[Collected data entries]
---------------

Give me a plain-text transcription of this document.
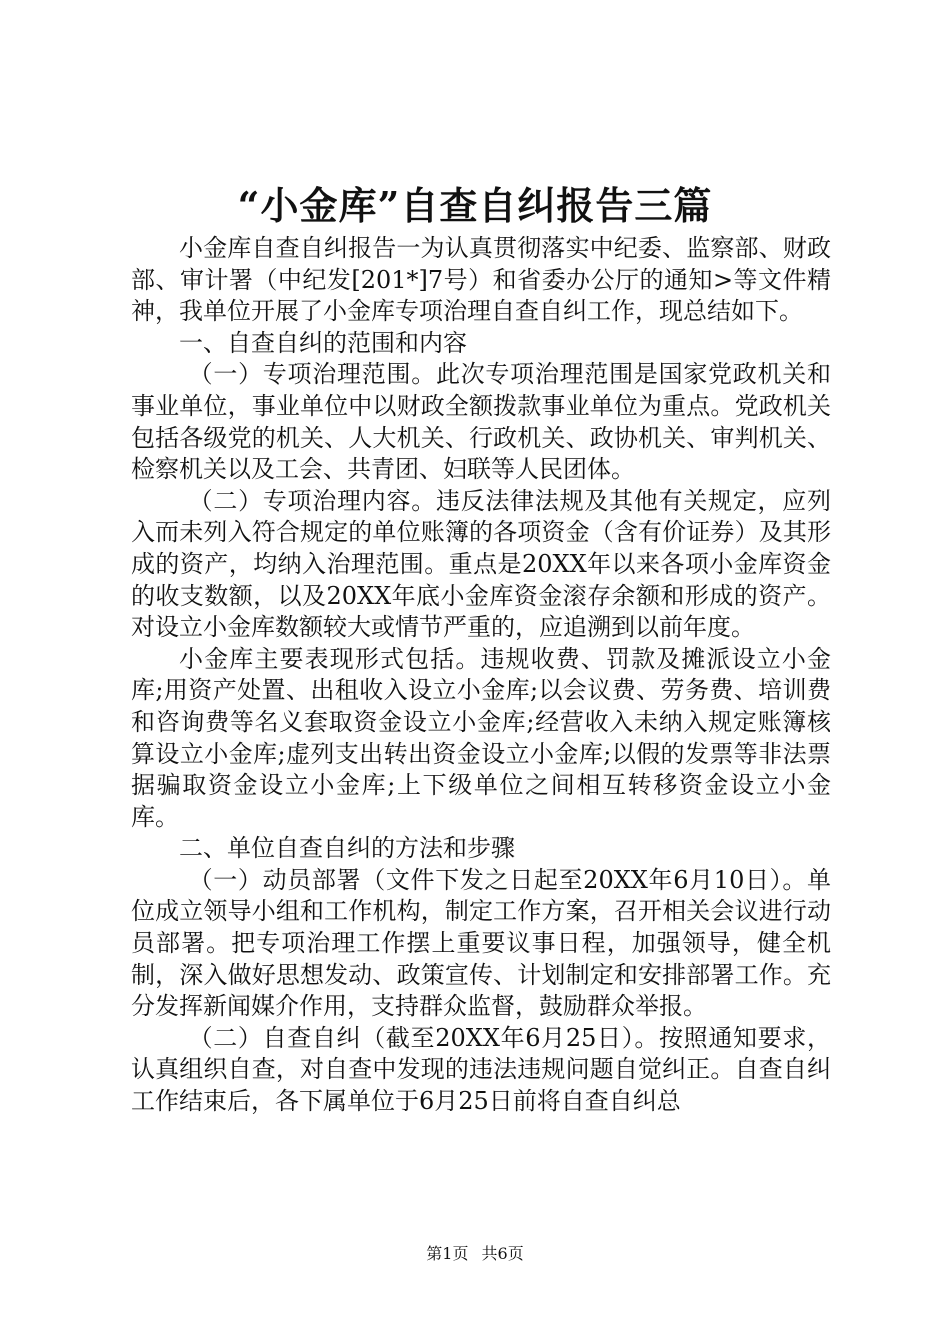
“小金库”自查自纠报告三篇

小金库自查自纠报告一为认真贯彻落实中纪委、监察部、财政部、审计署（中纪发[201*]7号）和省委办公厅的通知>等文件精神，我单位开展了小金库专项治理自查自纠工作，现总结如下。

一、自查自纠的范围和内容

（一）专项治理范围。此次专项治理范围是国家党政机关和事业单位，事业单位中以财政全额拨款事业单位为重点。党政机关包括各级党的机关、人大机关、行政机关、政协机关、审判机关、检察机关以及工会、共青团、妇联等人民团体。

（二）专项治理内容。违反法律法规及其他有关规定，应列入而未列入符合规定的单位账簿的各项资金（含有价证券）及其形成的资产，均纳入治理范围。重点是20XX年以来各项小金库资金的收支数额，以及20XX年底小金库资金滚存余额和形成的资产。对设立小金库数额较大或情节严重的，应追溯到以前年度。

小金库主要表现形式包括。违规收费、罚款及摊派设立小金库;用资产处置、出租收入设立小金库;以会议费、劳务费、培训费和咨询费等名义套取资金设立小金库;经营收入未纳入规定账簿核算设立小金库;虚列支出转出资金设立小金库;以假的发票等非法票据骗取资金设立小金库;上下级单位之间相互转移资金设立小金库。

二、单位自查自纠的方法和步骤

（一）动员部署（文件下发之日起至20XX年6月10日）。单位成立领导小组和工作机构，制定工作方案，召开相关会议进行动员部署。把专项治理工作摆上重要议事日程，加强领导，健全机制，深入做好思想发动、政策宣传、计划制定和安排部署工作。充分发挥新闻媒介作用，支持群众监督，鼓励群众举报。

（二）自查自纠（截至20XX年6月25日）。按照通知要求，认真组织自查，对自查中发现的违法违规问题自觉纠正。自查自纠工作结束后，各下属单位于6月25日前将自查自纠总

第1页 共6页
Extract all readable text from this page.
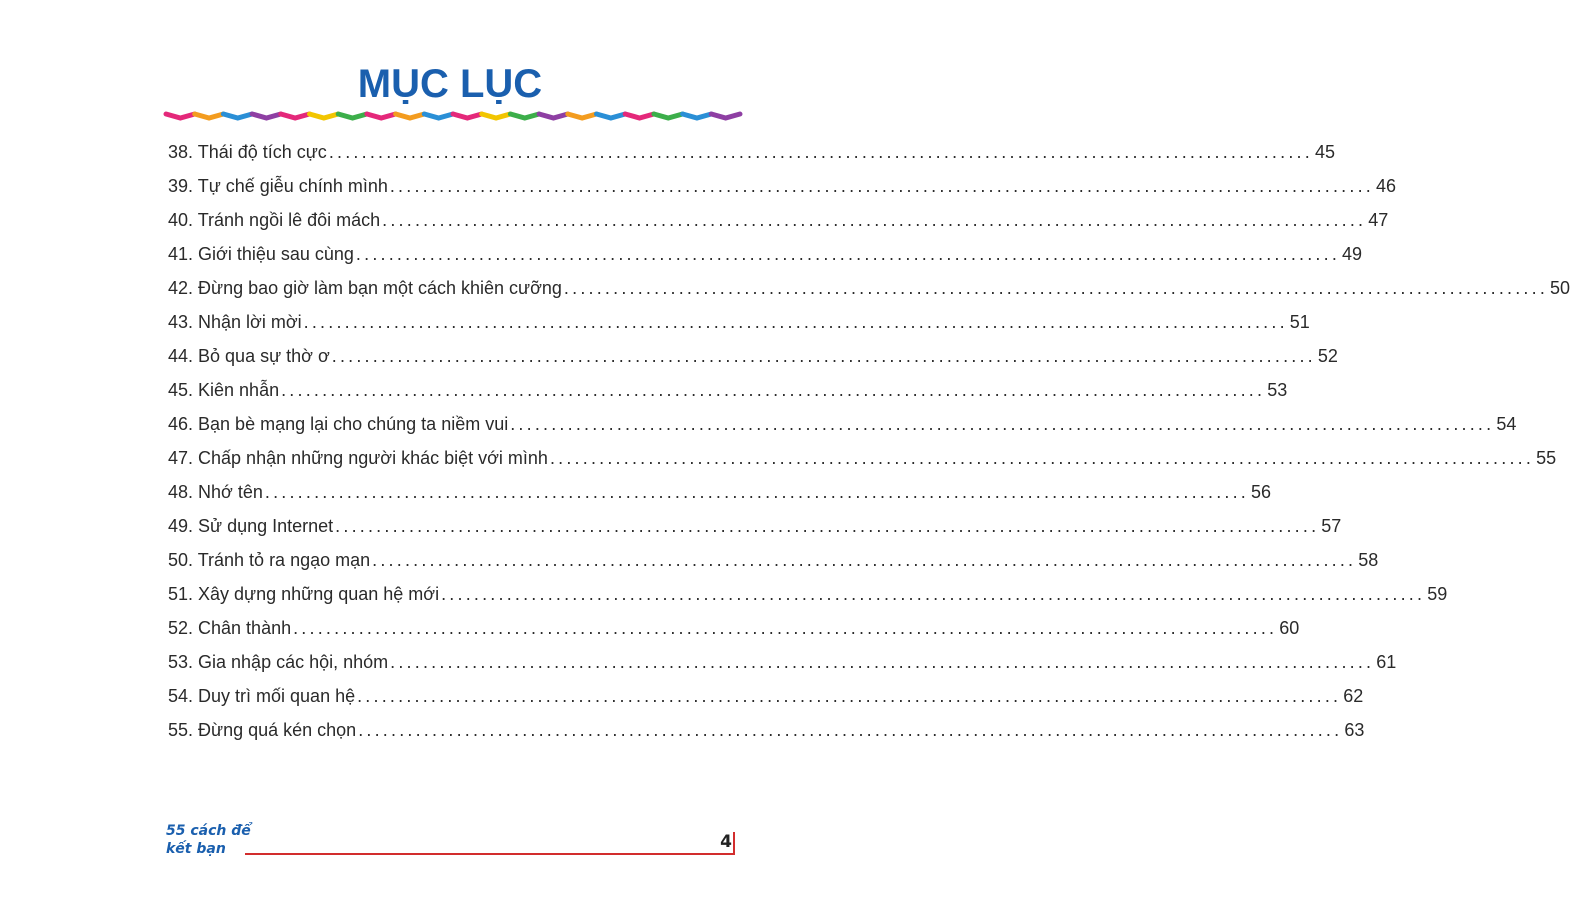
MỤC LỤC
38. Thái độ tích cực ........................................................................................................................ 45
39. Tự chế giễu chính mình ........................................................................................................................ 46
40. Tránh ngồi lê đôi mách ........................................................................................................................ 47
41. Giới thiệu sau cùng ........................................................................................................................ 49
42. Đừng bao giờ làm bạn một cách khiên cưỡng ........................................................................................................................ 50
43. Nhận lời mời ........................................................................................................................ 51
44. Bỏ qua sự thờ ơ ........................................................................................................................ 52
45. Kiên nhẫn ........................................................................................................................ 53
46. Bạn bè mạng lại cho chúng ta niềm vui ........................................................................................................................ 54
47. Chấp nhận những người khác biệt với mình ........................................................................................................................ 55
48. Nhớ tên ........................................................................................................................ 56
49. Sử dụng Internet ........................................................................................................................ 57
50. Tránh tỏ ra ngạo mạn ........................................................................................................................ 58
51. Xây dựng những quan hệ mới ........................................................................................................................ 59
52. Chân thành ........................................................................................................................ 60
53. Gia nhập các hội, nhóm ........................................................................................................................ 61
54. Duy trì mối quan hệ ........................................................................................................................ 62
55. Đừng quá kén chọn ........................................................................................................................ 63
55 cách để
kết bạn	4
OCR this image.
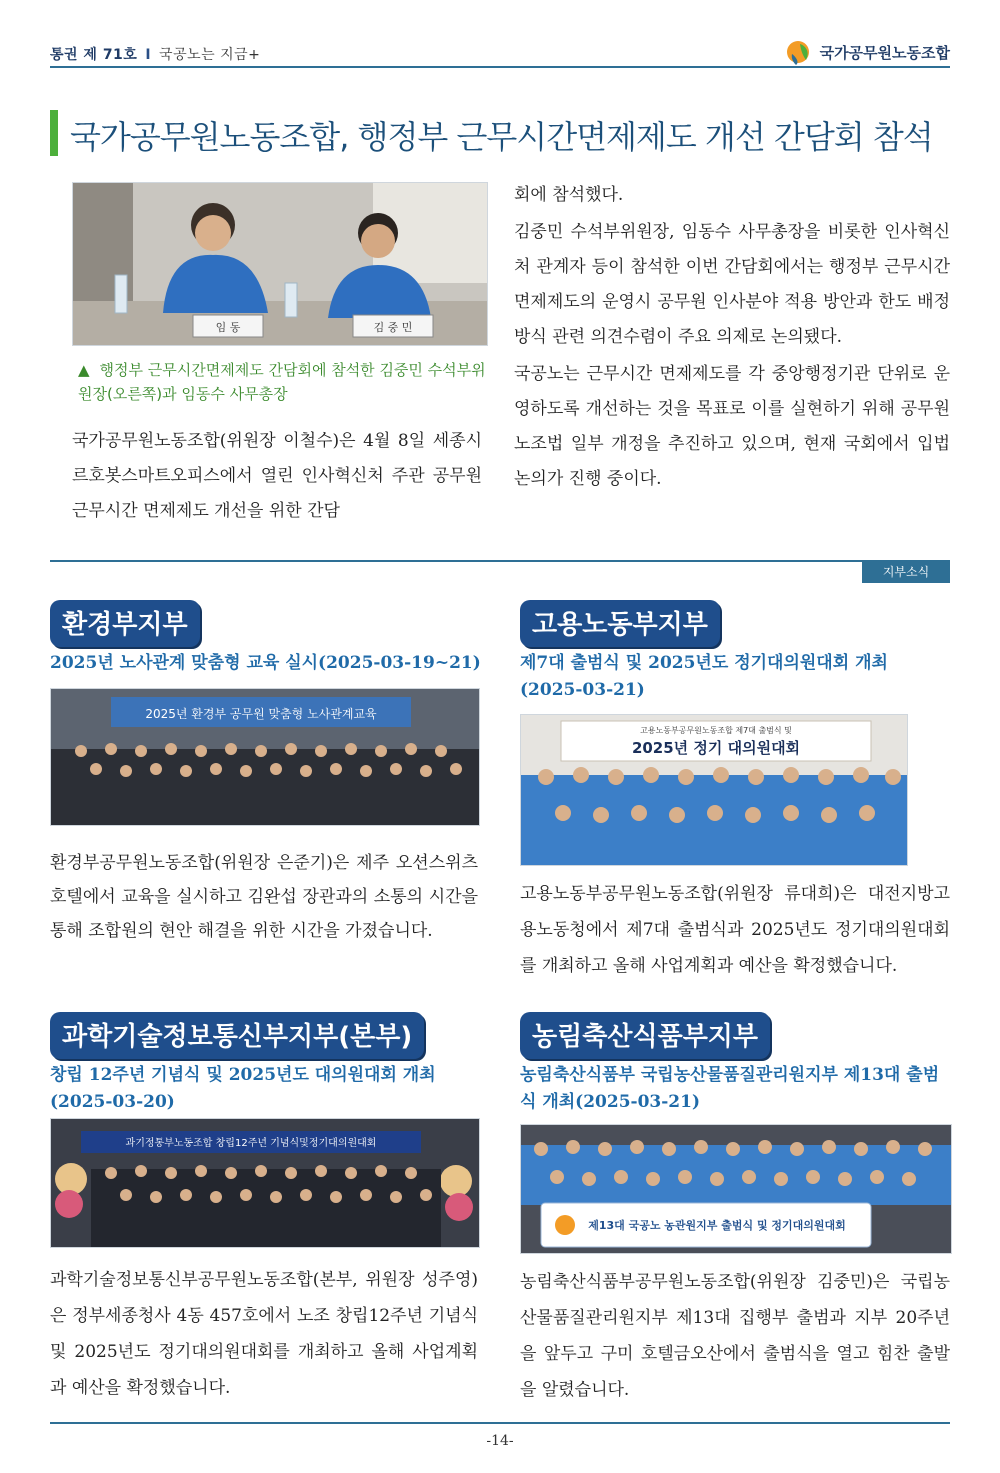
통권 제 71호 I 국공노는 지금+	국가공무원노동조합
국가공무원노동조합, 행정부 근무시간면제제도 개선 간담회 참석
임 동	김 중 민
▲ 행정부 근무시간면제제도 간담회에 참석한 김중민 수석부위원장(오른쪽)과 임동수 사무총장
국가공무원노동조합(위원장 이철수)은 4월 8일 세종시 르호봇스마트오피스에서 열린 인사혁신처 주관 공무원 근무시간 면제제도 개선을 위한 간담
회에 참석했다.
김중민 수석부위원장, 임동수 사무총장을 비롯한 인사혁신처 관계자 등이 참석한 이번 간담회에서는 행정부 근무시간면제제도의 운영시 공무원 인사분야 적용 방안과 한도 배정방식 관련 의견수렴이 주요 의제로 논의됐다.
국공노는 근무시간 면제제도를 각 중앙행정기관 단위로 운영하도록 개선하는 것을 목표로 이를 실현하기 위해 공무원노조법 일부 개정을 추진하고 있으며, 현재 국회에서 입법 논의가 진행 중이다.
지부소식
환경부지부
2025년 노사관계 맞춤형 교육 실시(2025-03-19~21)
2025년 환경부 공무원 맞춤형 노사관계교육
환경부공무원노동조합(위원장 은준기)은 제주 오션스위츠호텔에서 교육을 실시하고 김완섭 장관과의 소통의 시간을 통해 조합원의 현안 해결을 위한 시간을 가졌습니다.
고용노동부지부
제7대 출범식 및 2025년도 정기대의원대회 개최 (2025-03-21)
고용노동부공무원노동조합 제7대 출범식 및
2025년 정기 대의원대회
고용노동부공무원노동조합(위원장 류대희)은 대전지방고용노동청에서 제7대 출범식과 2025년도 정기대의원대회를 개최하고 올해 사업계획과 예산을 확정했습니다.
과학기술정보통신부지부(본부)
창립 12주년 기념식 및 2025년도 대의원대회 개최 (2025-03-20)
과기정통부노동조합 창립12주년 기념식및정기대의원대회
과학기술정보통신부공무원노동조합(본부, 위원장 성주영)은 정부세종청사 4동 457호에서 노조 창립12주년 기념식 및 2025년도 정기대의원대회를 개최하고 올해 사업계획과 예산을 확정했습니다.
농림축산식품부지부
농림축산식품부 국립농산물품질관리원지부 제13대 출범식 개최(2025-03-21)
제13대 국공노 농관원지부 출범식 및 정기대의원대회
농림축산식품부공무원노동조합(위원장 김중민)은 국립농산물품질관리원지부 제13대 집행부 출범과 지부 20주년을 앞두고 구미 호텔금오산에서 출범식을 열고 힘찬 출발을 알렸습니다.
-14-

---------------

**Problem to solve**
All of the lines above should be retyped precisely, apart from the pictures.

**Solution below**
Give me a plain-text transcription of this document.
“小金库”自查自纠报告三篇

小金库自查自纠报告一为认真贯彻落实中纪委、监察部、财政部、审计署（中纪发[201*]7号）和省委办公厅的通知>等文件精神，我单位开展了小金库专项治理自查自纠工作，现总结如下。

一、自查自纠的范围和内容

（一）专项治理范围。此次专项治理范围是国家党政机关和事业单位，事业单位中以财政全额拨款事业单位为重点。党政机关包括各级党的机关、人大机关、行政机关、政协机关、审判机关、检察机关以及工会、共青团、妇联等人民团体。

（二）专项治理内容。违反法律法规及其他有关规定，应列入而未列入符合规定的单位账簿的各项资金（含有价证券）及其形成的资产，均纳入治理范围。重点是20XX年以来各项小金库资金的收支数额，以及20XX年底小金库资金滚存余额和形成的资产。对设立小金库数额较大或情节严重的，应追溯到以前年度。

小金库主要表现形式包括。违规收费、罚款及摊派设立小金库;用资产处置、出租收入设立小金库;以会议费、劳务费、培训费和咨询费等名义套取资金设立小金库;经营收入未纳入规定账簿核算设立小金库;虚列支出转出资金设立小金库;以假的发票等非法票据骗取资金设立小金库;上下级单位之间相互转移资金设立小金库。

二、单位自查自纠的方法和步骤

（一）动员部署（文件下发之日起至20XX年6月10日）。单位成立领导小组和工作机构，制定工作方案，召开相关会议进行动员部署。把专项治理工作摆上重要议事日程，加强领导，健全机制，深入做好思想发动、政策宣传、计划制定和安排部署工作。充分发挥新闻媒介作用，支持群众监督，鼓励群众举报。

（二）自查自纠（截至20XX年6月25日）。按照通知要求，认真组织自查，对自查中发现的违法违规问题自觉纠正。自查自纠工作结束后，各下属单位于6月25日前将自查自纠总

第1页 共6页
Extract all readable text from this page.
MỤC LỤC
38. Thái độ tích cực ........................................................................................................................ 45
39. Tự chế giễu chính mình ........................................................................................................................ 46
40. Tránh ngồi lê đôi mách ........................................................................................................................ 47
41. Giới thiệu sau cùng ........................................................................................................................ 49
42. Đừng bao giờ làm bạn một cách khiên cưỡng ........................................................................................................................ 50
43. Nhận lời mời ........................................................................................................................ 51
44. Bỏ qua sự thờ ơ ........................................................................................................................ 52
45. Kiên nhẫn ........................................................................................................................ 53
46. Bạn bè mạng lại cho chúng ta niềm vui ........................................................................................................................ 54
47. Chấp nhận những người khác biệt với mình ........................................................................................................................ 55
48. Nhớ tên ........................................................................................................................ 56
49. Sử dụng Internet ........................................................................................................................ 57
50. Tránh tỏ ra ngạo mạn ........................................................................................................................ 58
51. Xây dựng những quan hệ mới ........................................................................................................................ 59
52. Chân thành ........................................................................................................................ 60
53. Gia nhập các hội, nhóm ........................................................................................................................ 61
54. Duy trì mối quan hệ ........................................................................................................................ 62
55. Đừng quá kén chọn ........................................................................................................................ 63
55 cách để
kết bạn	4
OCR this image.
통권 제 71호 I 국공노는 지금+	국가공무원노동조합
국가공무원노동조합, 행정부 근무시간면제제도 개선 간담회 참석
임 동	김 중 민
▲ 행정부 근무시간면제제도 간담회에 참석한 김중민 수석부위원장(오른쪽)과 임동수 사무총장
국가공무원노동조합(위원장 이철수)은 4월 8일 세종시 르호봇스마트오피스에서 열린 인사혁신처 주관 공무원 근무시간 면제제도 개선을 위한 간담
회에 참석했다.
김중민 수석부위원장, 임동수 사무총장을 비롯한 인사혁신처 관계자 등이 참석한 이번 간담회에서는 행정부 근무시간면제제도의 운영시 공무원 인사분야 적용 방안과 한도 배정방식 관련 의견수렴이 주요 의제로 논의됐다.
국공노는 근무시간 면제제도를 각 중앙행정기관 단위로 운영하도록 개선하는 것을 목표로 이를 실현하기 위해 공무원노조법 일부 개정을 추진하고 있으며, 현재 국회에서 입법 논의가 진행 중이다.
지부소식
환경부지부
2025년 노사관계 맞춤형 교육 실시(2025-03-19~21)
2025년 환경부 공무원 맞춤형 노사관계교육
환경부공무원노동조합(위원장 은준기)은 제주 오션스위츠호텔에서 교육을 실시하고 김완섭 장관과의 소통의 시간을 통해 조합원의 현안 해결을 위한 시간을 가졌습니다.
고용노동부지부
제7대 출범식 및 2025년도 정기대의원대회 개최 (2025-03-21)
고용노동부공무원노동조합 제7대 출범식 및
2025년 정기 대의원대회
고용노동부공무원노동조합(위원장 류대희)은 대전지방고용노동청에서 제7대 출범식과 2025년도 정기대의원대회를 개최하고 올해 사업계획과 예산을 확정했습니다.
과학기술정보통신부지부(본부)
창립 12주년 기념식 및 2025년도 대의원대회 개최 (2025-03-20)
과기정통부노동조합 창립12주년 기념식및정기대의원대회
과학기술정보통신부공무원노동조합(본부, 위원장 성주영)은 정부세종청사 4동 457호에서 노조 창립12주년 기념식 및 2025년도 정기대의원대회를 개최하고 올해 사업계획과 예산을 확정했습니다.
농림축산식품부지부
농림축산식품부 국립농산물품질관리원지부 제13대 출범식 개최(2025-03-21)
제13대 국공노 농관원지부 출범식 및 정기대의원대회
농림축산식품부공무원노동조합(위원장 김중민)은 국립농산물품질관리원지부 제13대 집행부 출범과 지부 20주년을 앞두고 구미 호텔금오산에서 출범식을 열고 힘찬 출발을 알렸습니다.
-14-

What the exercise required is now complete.